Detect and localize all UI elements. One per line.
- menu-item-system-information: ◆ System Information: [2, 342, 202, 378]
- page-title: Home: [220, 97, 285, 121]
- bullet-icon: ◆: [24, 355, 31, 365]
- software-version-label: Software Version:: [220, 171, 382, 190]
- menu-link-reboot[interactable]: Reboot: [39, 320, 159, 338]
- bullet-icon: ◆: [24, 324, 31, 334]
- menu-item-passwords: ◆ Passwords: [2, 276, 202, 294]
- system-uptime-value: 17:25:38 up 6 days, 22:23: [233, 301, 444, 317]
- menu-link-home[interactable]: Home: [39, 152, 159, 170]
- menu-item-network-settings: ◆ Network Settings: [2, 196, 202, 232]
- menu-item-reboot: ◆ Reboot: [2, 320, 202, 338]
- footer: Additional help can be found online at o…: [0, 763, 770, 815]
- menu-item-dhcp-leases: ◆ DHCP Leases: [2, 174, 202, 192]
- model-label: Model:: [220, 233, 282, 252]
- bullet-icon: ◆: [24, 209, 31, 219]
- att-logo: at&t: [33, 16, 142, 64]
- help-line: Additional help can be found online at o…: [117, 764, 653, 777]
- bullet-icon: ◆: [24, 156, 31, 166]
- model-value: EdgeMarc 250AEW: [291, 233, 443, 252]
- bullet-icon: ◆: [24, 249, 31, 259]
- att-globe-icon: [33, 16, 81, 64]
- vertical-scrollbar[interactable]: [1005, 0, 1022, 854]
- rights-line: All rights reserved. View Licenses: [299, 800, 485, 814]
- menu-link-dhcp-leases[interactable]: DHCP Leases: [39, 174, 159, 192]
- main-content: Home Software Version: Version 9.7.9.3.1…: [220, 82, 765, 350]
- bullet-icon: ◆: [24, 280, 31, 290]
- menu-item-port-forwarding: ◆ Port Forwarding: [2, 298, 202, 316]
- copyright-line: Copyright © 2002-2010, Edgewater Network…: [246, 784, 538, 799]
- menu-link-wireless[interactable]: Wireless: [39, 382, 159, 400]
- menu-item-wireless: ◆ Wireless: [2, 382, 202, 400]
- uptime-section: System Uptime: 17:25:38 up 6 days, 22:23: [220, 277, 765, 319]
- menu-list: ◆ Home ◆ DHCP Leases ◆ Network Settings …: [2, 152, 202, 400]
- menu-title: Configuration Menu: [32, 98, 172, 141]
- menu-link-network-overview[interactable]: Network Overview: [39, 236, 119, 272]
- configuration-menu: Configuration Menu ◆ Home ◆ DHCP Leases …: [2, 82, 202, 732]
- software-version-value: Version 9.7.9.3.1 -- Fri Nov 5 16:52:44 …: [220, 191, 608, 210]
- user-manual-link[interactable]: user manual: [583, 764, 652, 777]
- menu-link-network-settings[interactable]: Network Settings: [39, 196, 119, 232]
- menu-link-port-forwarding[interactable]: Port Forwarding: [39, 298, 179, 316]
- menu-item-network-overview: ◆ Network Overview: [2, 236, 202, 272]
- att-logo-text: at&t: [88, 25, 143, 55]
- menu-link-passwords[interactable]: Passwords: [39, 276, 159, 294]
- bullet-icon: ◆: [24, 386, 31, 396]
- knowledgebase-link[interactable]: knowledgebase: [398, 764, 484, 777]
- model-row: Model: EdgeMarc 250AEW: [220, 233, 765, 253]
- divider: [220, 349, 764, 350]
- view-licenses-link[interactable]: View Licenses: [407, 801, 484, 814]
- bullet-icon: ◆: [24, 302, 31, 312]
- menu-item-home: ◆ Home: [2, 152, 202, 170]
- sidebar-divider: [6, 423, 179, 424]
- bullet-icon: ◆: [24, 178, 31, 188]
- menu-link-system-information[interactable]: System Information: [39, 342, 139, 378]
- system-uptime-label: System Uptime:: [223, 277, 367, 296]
---+---
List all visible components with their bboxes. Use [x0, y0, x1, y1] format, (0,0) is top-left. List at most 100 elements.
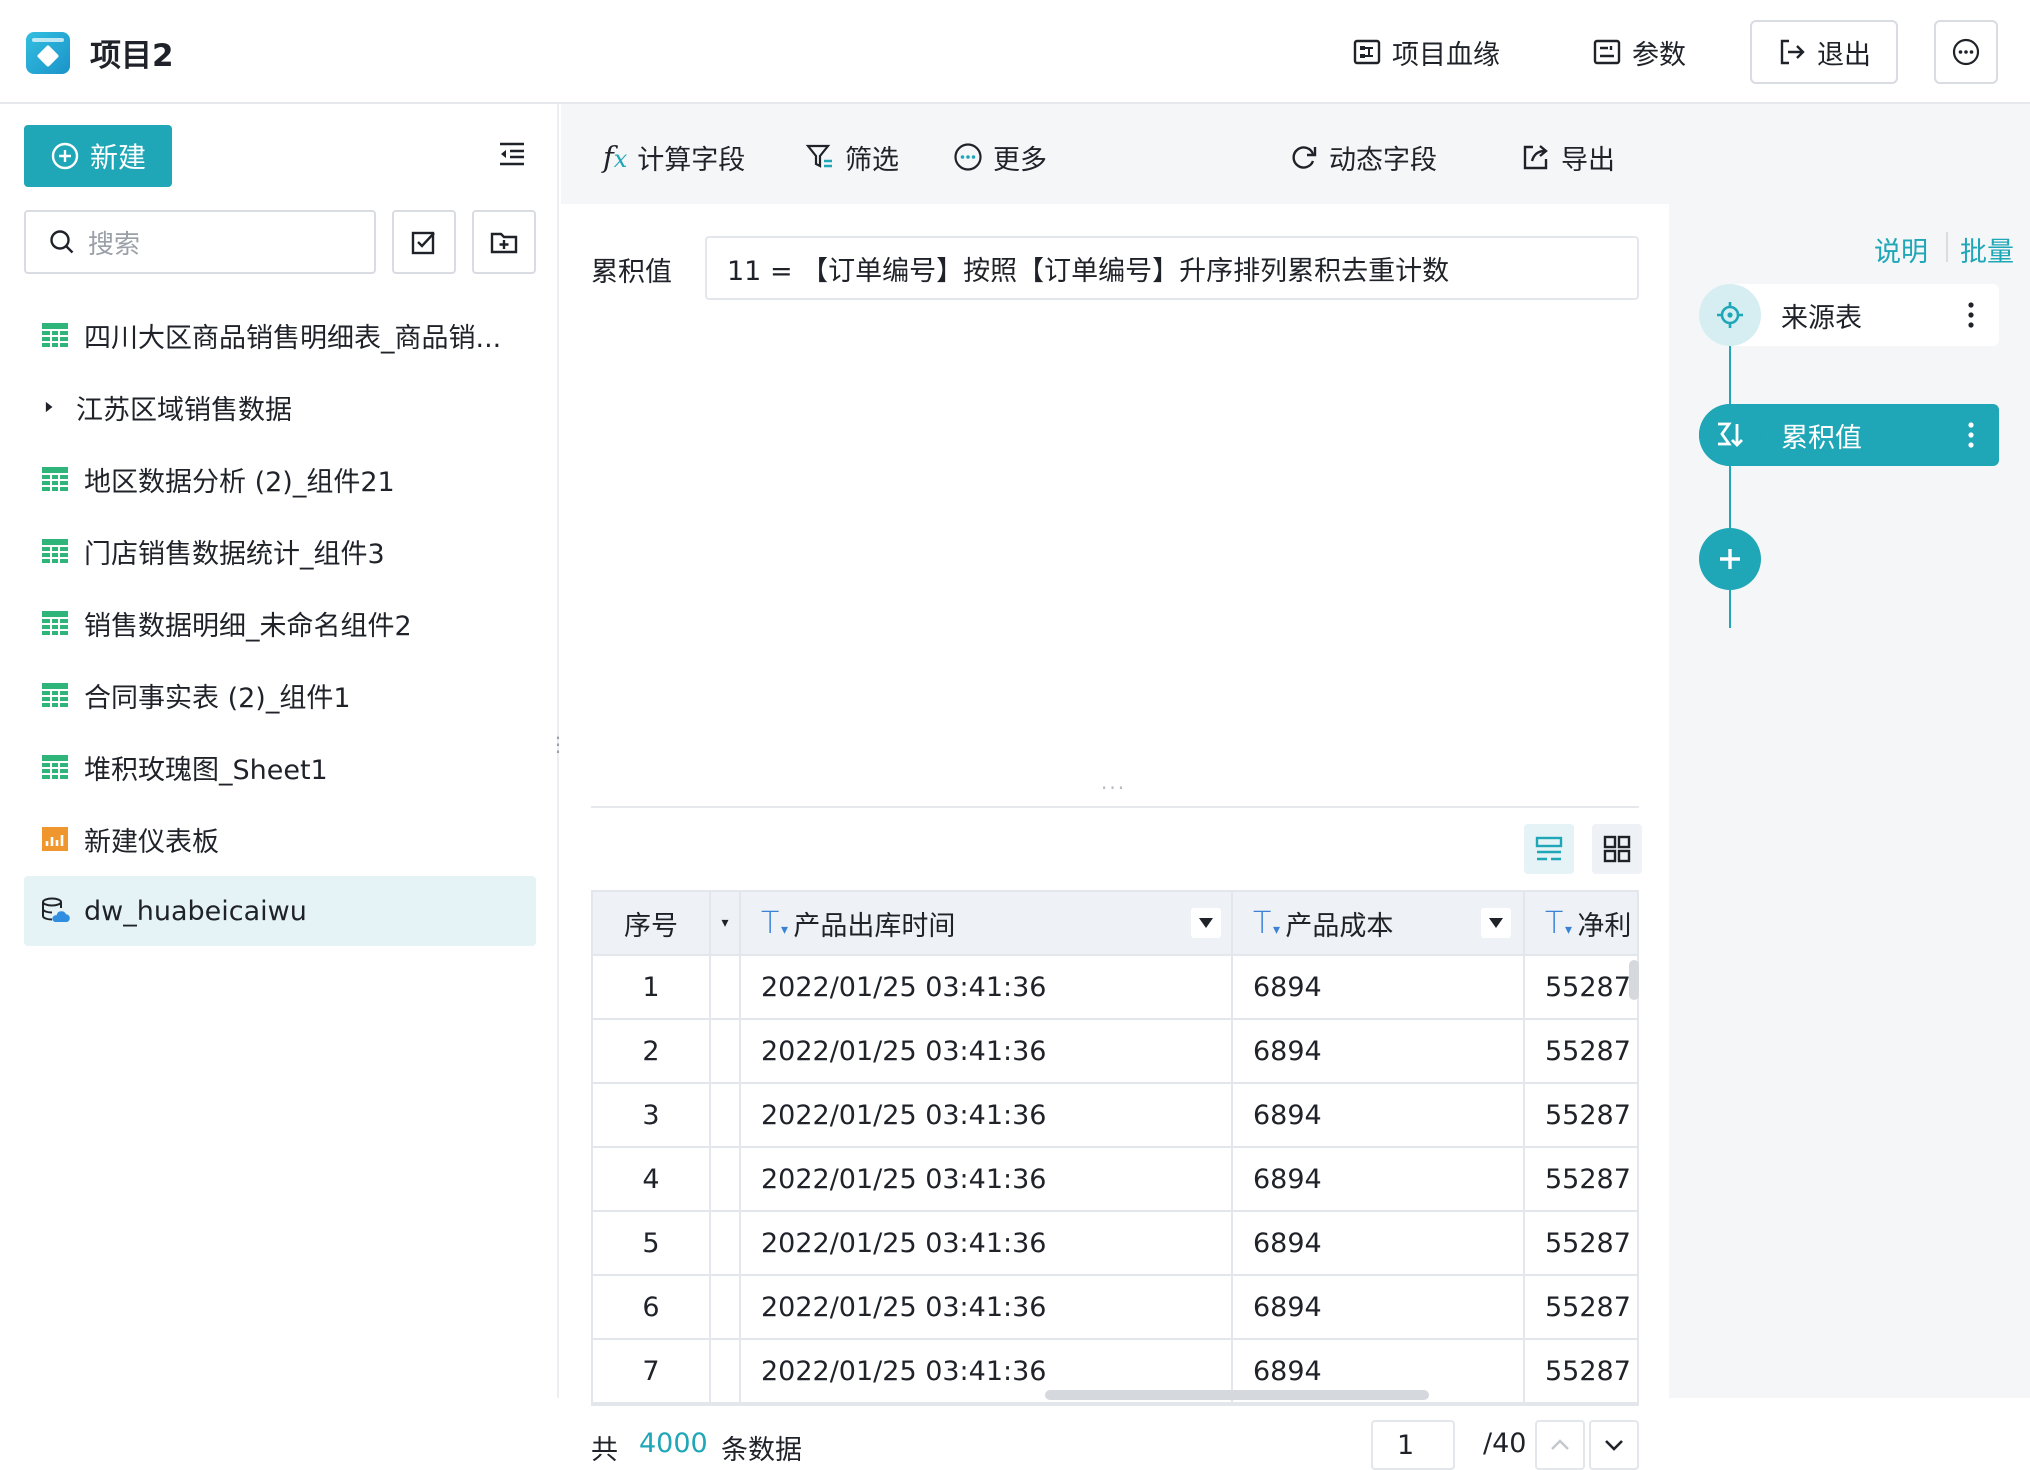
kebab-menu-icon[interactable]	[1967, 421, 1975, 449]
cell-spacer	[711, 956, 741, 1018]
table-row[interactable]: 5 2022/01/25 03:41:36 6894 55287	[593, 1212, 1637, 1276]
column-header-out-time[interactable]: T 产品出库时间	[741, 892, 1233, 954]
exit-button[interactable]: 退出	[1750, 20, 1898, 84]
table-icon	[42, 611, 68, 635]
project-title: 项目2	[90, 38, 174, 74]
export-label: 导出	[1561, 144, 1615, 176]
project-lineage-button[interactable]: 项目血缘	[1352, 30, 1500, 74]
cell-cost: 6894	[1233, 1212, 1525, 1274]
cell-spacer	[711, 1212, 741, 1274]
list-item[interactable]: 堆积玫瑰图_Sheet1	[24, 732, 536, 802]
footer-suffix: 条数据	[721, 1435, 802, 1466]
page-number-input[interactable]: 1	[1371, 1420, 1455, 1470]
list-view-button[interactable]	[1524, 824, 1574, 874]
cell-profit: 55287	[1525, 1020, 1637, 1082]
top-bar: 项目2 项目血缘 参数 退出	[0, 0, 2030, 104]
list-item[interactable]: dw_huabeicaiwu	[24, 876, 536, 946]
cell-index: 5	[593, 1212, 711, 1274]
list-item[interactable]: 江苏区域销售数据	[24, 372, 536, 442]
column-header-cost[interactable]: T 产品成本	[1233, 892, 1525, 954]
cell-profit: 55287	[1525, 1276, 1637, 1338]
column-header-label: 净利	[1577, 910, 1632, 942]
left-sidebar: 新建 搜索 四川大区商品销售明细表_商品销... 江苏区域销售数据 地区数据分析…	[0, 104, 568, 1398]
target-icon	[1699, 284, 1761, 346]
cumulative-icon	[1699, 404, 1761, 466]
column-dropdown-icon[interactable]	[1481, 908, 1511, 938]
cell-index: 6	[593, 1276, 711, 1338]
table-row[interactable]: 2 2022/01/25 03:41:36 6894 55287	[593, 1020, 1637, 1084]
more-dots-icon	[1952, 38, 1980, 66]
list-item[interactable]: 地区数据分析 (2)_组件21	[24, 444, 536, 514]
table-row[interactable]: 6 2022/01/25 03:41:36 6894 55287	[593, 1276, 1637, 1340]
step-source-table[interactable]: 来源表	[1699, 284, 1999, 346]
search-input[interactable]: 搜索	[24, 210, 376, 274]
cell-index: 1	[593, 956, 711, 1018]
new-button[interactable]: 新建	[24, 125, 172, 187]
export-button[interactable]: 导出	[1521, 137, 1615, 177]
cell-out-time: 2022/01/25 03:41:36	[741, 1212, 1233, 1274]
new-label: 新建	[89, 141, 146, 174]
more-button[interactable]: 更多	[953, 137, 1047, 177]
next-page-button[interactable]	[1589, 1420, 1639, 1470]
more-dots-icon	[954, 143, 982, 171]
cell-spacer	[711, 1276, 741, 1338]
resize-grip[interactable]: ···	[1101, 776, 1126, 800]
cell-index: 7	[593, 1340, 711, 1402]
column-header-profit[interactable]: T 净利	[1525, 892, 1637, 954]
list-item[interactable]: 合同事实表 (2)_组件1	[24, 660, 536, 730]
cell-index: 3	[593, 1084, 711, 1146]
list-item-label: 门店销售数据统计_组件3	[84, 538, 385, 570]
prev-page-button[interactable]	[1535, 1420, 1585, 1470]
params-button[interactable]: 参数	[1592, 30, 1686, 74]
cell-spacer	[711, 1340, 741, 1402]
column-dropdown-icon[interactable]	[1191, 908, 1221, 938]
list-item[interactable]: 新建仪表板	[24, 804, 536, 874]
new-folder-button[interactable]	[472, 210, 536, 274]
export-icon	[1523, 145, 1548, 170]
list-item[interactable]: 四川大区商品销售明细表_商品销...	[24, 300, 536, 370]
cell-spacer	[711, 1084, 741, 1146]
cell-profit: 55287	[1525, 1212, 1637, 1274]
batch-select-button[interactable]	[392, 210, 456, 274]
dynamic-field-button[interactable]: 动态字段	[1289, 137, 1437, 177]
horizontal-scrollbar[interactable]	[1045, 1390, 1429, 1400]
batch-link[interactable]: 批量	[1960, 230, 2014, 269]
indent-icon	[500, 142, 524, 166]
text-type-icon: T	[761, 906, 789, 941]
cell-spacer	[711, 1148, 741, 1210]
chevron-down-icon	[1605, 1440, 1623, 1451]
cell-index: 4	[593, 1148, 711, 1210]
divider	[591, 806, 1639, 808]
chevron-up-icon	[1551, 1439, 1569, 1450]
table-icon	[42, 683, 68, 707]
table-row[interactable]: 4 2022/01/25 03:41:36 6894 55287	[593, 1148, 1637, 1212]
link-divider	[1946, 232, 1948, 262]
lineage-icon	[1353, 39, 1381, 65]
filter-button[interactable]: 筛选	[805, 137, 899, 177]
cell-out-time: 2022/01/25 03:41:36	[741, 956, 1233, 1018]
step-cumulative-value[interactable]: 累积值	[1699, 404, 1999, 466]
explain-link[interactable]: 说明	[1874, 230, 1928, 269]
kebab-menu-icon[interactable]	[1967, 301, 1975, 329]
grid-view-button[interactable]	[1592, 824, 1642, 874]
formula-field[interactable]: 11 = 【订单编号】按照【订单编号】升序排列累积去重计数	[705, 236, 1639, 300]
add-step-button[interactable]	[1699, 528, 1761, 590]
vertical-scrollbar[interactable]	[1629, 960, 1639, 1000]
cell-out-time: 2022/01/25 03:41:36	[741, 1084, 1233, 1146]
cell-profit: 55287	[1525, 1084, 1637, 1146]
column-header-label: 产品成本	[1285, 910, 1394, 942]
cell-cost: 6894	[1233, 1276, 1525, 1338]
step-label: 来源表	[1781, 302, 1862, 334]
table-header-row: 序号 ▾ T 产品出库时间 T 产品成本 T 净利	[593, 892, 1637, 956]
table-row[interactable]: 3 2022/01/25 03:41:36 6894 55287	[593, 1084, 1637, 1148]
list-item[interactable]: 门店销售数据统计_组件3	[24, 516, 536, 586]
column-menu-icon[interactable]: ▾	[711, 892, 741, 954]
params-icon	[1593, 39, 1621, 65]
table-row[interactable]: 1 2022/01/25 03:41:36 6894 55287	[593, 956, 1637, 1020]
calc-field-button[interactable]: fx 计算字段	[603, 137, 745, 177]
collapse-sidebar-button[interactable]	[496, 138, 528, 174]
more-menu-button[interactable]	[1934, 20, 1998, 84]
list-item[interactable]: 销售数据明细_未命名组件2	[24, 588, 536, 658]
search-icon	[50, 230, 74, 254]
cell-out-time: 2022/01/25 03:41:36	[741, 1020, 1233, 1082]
---+---
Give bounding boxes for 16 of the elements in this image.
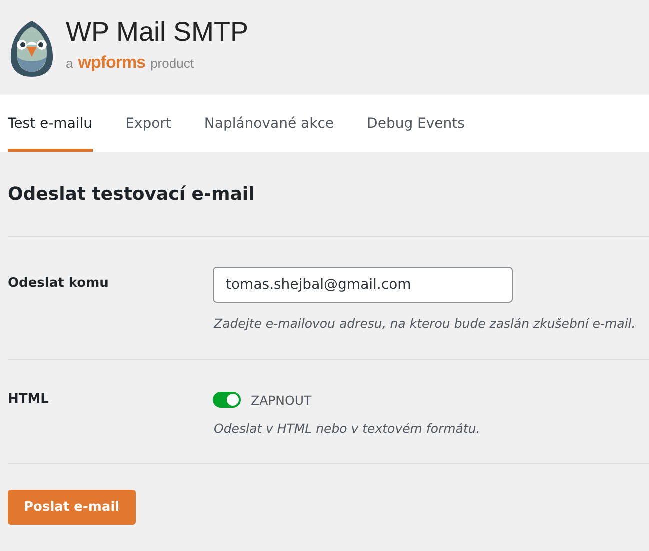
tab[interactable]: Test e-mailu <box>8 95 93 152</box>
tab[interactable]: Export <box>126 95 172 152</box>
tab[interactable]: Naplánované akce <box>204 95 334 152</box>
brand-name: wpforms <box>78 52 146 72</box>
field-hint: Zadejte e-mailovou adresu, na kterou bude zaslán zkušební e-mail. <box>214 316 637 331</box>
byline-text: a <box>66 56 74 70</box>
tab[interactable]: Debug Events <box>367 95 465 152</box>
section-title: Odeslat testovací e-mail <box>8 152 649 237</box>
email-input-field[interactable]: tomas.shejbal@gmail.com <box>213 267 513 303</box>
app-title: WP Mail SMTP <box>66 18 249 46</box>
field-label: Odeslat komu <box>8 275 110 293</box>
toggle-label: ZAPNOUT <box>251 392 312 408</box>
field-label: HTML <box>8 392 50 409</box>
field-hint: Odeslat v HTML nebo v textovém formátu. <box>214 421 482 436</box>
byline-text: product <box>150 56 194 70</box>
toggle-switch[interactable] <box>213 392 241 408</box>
---+---
### WHAT IS BEING ASKED
Please repeat, unchanged, the lines of the records starting with the line containing "Detect and localize" and going on through the line containing "- menu-item-wireless: ◆", with both of those lines included.

### OUTPUT OF THE EXERCISE
Detect and localize all UI elements. One per line.
- menu-item-system-information: ◆ System Information: [2, 342, 202, 378]
- page-title: Home: [220, 97, 285, 121]
- bullet-icon: ◆: [24, 355, 31, 365]
- software-version-label: Software Version:: [220, 171, 382, 190]
- menu-link-reboot[interactable]: Reboot: [39, 320, 159, 338]
- bullet-icon: ◆: [24, 324, 31, 334]
- menu-item-passwords: ◆ Passwords: [2, 276, 202, 294]
- system-uptime-value: 17:25:38 up 6 days, 22:23: [233, 301, 444, 317]
- menu-link-home[interactable]: Home: [39, 152, 159, 170]
- menu-item-network-settings: ◆ Network Settings: [2, 196, 202, 232]
- menu-item-reboot: ◆ Reboot: [2, 320, 202, 338]
- footer: Additional help can be found online at o…: [0, 763, 770, 815]
- menu-item-dhcp-leases: ◆ DHCP Leases: [2, 174, 202, 192]
- model-label: Model:: [220, 233, 282, 252]
- bullet-icon: ◆: [24, 209, 31, 219]
- att-logo: at&t: [33, 16, 142, 64]
- help-line: Additional help can be found online at o…: [117, 764, 653, 777]
- bullet-icon: ◆: [24, 156, 31, 166]
- model-value: EdgeMarc 250AEW: [291, 233, 443, 252]
- bullet-icon: ◆: [24, 249, 31, 259]
- att-globe-icon: [33, 16, 81, 64]
- vertical-scrollbar[interactable]: [1005, 0, 1022, 854]
- rights-line: All rights reserved. View Licenses: [299, 800, 485, 814]
- menu-link-dhcp-leases[interactable]: DHCP Leases: [39, 174, 159, 192]
- main-content: Home Software Version: Version 9.7.9.3.1…: [220, 82, 765, 350]
- bullet-icon: ◆: [24, 280, 31, 290]
- menu-item-port-forwarding: ◆ Port Forwarding: [2, 298, 202, 316]
- copyright-line: Copyright © 2002-2010, Edgewater Network…: [246, 784, 538, 799]
- menu-link-wireless[interactable]: Wireless: [39, 382, 159, 400]
- menu-item-wireless: ◆ Wireless: [2, 382, 202, 400]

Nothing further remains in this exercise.